Your goal: Find and copy each line of the records where the string "Einschraubnippel" shows up.

Collected data
---+---
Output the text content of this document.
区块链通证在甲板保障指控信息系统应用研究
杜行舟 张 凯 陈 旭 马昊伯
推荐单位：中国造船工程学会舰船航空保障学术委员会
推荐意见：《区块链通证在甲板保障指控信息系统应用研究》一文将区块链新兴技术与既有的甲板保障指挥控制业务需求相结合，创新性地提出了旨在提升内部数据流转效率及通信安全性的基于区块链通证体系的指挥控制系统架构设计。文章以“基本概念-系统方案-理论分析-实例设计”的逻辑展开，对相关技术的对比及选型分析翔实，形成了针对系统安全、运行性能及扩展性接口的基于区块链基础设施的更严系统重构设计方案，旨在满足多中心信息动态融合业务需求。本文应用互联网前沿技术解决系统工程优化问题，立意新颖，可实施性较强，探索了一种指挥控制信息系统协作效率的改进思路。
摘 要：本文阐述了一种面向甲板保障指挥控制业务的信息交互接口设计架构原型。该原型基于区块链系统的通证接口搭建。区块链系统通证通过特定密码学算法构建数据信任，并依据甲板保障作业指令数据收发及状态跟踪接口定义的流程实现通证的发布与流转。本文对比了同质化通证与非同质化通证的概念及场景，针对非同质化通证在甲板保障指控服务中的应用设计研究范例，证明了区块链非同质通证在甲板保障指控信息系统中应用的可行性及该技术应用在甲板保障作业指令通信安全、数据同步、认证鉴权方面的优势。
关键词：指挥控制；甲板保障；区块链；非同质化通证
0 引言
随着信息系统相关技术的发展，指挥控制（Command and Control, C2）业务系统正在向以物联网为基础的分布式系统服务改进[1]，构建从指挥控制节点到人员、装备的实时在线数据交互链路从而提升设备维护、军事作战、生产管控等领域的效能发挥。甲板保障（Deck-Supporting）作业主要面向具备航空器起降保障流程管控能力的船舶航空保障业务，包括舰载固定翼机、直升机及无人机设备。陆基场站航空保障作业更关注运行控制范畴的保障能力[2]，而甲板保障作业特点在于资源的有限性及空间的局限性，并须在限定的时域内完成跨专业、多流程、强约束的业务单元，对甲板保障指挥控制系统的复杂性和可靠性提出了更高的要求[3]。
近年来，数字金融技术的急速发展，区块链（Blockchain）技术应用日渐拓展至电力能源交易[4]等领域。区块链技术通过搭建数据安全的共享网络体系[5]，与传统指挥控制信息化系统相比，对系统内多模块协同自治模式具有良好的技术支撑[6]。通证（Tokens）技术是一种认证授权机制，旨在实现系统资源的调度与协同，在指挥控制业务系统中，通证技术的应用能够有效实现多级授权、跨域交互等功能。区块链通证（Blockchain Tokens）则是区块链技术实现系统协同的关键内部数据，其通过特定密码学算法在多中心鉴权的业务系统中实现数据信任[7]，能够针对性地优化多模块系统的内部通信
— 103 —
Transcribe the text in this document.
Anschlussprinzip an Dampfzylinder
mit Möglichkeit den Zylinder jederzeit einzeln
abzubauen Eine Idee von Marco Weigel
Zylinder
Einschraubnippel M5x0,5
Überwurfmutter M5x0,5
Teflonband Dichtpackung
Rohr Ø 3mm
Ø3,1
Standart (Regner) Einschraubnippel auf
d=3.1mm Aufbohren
---+---
Result:
Einschraubnippel M5x0,5
Standart (Regner) Einschraubnippel auf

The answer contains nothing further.